»»

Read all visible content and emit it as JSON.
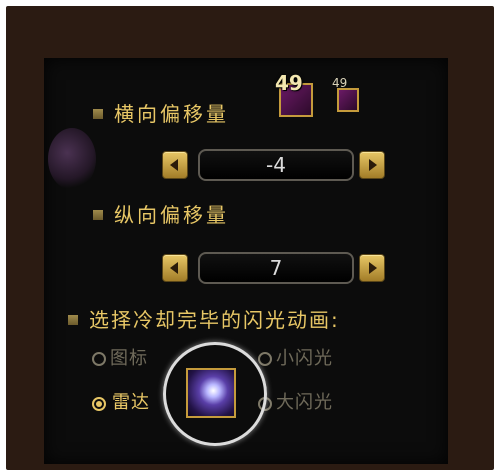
{
  "horizontal_offset": {
    "label": "横向偏移量",
    "value": "-4"
  },
  "vertical_offset": {
    "label": "纵向偏移量",
    "value": "7"
  },
  "preview_icons": {
    "large_count": "49",
    "small_count": "49"
  },
  "flash_animation": {
    "label": "选择冷却完毕的闪光动画:",
    "options": [
      {
        "label": "图标",
        "checked": false
      },
      {
        "label": "小闪光",
        "checked": false
      },
      {
        "label": "雷达",
        "checked": true
      },
      {
        "label": "大闪光",
        "checked": false
      }
    ]
  },
  "colors": {
    "gold": "#e8c766",
    "panel_bg": "#0c0c0c",
    "frame_bg": "#2b1b12",
    "disabled_text": "#6f6a5a"
  }
}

««

▶ [Your instructions] All of the records need repeating exactly, except for the pictures.

▶ [The result]
Read all visible content and emit it as JSON.
{
  "horizontal_offset": {
    "label": "横向偏移量",
    "value": "-4"
  },
  "vertical_offset": {
    "label": "纵向偏移量",
    "value": "7"
  },
  "preview_icons": {
    "large_count": "49",
    "small_count": "49"
  },
  "flash_animation": {
    "label": "选择冷却完毕的闪光动画:",
    "options": [
      {
        "label": "图标",
        "checked": false
      },
      {
        "label": "小闪光",
        "checked": false
      },
      {
        "label": "雷达",
        "checked": true
      },
      {
        "label": "大闪光",
        "checked": false
      }
    ]
  },
  "colors": {
    "gold": "#e8c766",
    "panel_bg": "#0c0c0c",
    "frame_bg": "#2b1b12",
    "disabled_text": "#6f6a5a"
  }
}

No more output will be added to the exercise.